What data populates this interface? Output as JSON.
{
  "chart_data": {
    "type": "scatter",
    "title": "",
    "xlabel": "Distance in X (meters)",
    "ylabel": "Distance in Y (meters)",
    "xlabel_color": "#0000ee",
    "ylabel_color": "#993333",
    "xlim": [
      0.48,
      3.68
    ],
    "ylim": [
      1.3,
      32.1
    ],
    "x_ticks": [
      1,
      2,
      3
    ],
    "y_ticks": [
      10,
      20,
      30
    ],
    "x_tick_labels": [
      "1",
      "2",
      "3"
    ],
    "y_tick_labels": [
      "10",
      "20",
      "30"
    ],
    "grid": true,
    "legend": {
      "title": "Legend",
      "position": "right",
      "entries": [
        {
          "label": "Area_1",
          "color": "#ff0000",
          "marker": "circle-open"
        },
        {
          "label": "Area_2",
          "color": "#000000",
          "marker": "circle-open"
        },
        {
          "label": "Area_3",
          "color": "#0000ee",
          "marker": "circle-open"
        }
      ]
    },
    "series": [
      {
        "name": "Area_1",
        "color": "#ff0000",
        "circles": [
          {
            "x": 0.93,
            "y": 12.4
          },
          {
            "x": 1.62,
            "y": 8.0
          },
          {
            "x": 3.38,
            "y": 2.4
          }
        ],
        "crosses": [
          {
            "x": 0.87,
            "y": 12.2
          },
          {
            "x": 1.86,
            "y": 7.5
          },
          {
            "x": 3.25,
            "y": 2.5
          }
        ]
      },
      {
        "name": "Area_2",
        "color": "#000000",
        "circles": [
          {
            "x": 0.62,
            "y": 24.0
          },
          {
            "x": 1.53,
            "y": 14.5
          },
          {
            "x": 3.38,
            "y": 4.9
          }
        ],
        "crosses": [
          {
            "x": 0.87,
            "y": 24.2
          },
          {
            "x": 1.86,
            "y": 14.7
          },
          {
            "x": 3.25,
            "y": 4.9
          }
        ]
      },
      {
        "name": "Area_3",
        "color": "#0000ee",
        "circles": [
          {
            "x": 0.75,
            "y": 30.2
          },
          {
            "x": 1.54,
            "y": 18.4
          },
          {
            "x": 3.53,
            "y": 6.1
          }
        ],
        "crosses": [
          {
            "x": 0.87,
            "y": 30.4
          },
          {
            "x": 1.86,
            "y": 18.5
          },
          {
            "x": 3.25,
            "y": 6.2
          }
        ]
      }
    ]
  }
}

# # # # #

### Written instruction
Transcribe the records above exactly as they appear.

### Exercise output
What data populates this interface? Output as JSON.
{
  "chart_data": {
    "type": "scatter",
    "title": "",
    "xlabel": "Distance in X (meters)",
    "ylabel": "Distance in Y (meters)",
    "xlabel_color": "#0000ee",
    "ylabel_color": "#993333",
    "xlim": [
      0.48,
      3.68
    ],
    "ylim": [
      1.3,
      32.1
    ],
    "x_ticks": [
      1,
      2,
      3
    ],
    "y_ticks": [
      10,
      20,
      30
    ],
    "x_tick_labels": [
      "1",
      "2",
      "3"
    ],
    "y_tick_labels": [
      "10",
      "20",
      "30"
    ],
    "grid": true,
    "legend": {
      "title": "Legend",
      "position": "right",
      "entries": [
        {
          "label": "Area_1",
          "color": "#ff0000",
          "marker": "circle-open"
        },
        {
          "label": "Area_2",
          "color": "#000000",
          "marker": "circle-open"
        },
        {
          "label": "Area_3",
          "color": "#0000ee",
          "marker": "circle-open"
        }
      ]
    },
    "series": [
      {
        "name": "Area_1",
        "color": "#ff0000",
        "circles": [
          {
            "x": 0.93,
            "y": 12.4
          },
          {
            "x": 1.62,
            "y": 8.0
          },
          {
            "x": 3.38,
            "y": 2.4
          }
        ],
        "crosses": [
          {
            "x": 0.87,
            "y": 12.2
          },
          {
            "x": 1.86,
            "y": 7.5
          },
          {
            "x": 3.25,
            "y": 2.5
          }
        ]
      },
      {
        "name": "Area_2",
        "color": "#000000",
        "circles": [
          {
            "x": 0.62,
            "y": 24.0
          },
          {
            "x": 1.53,
            "y": 14.5
          },
          {
            "x": 3.38,
            "y": 4.9
          }
        ],
        "crosses": [
          {
            "x": 0.87,
            "y": 24.2
          },
          {
            "x": 1.86,
            "y": 14.7
          },
          {
            "x": 3.25,
            "y": 4.9
          }
        ]
      },
      {
        "name": "Area_3",
        "color": "#0000ee",
        "circles": [
          {
            "x": 0.75,
            "y": 30.2
          },
          {
            "x": 1.54,
            "y": 18.4
          },
          {
            "x": 3.53,
            "y": 6.1
          }
        ],
        "crosses": [
          {
            "x": 0.87,
            "y": 30.4
          },
          {
            "x": 1.86,
            "y": 18.5
          },
          {
            "x": 3.25,
            "y": 6.2
          }
        ]
      }
    ]
  }
}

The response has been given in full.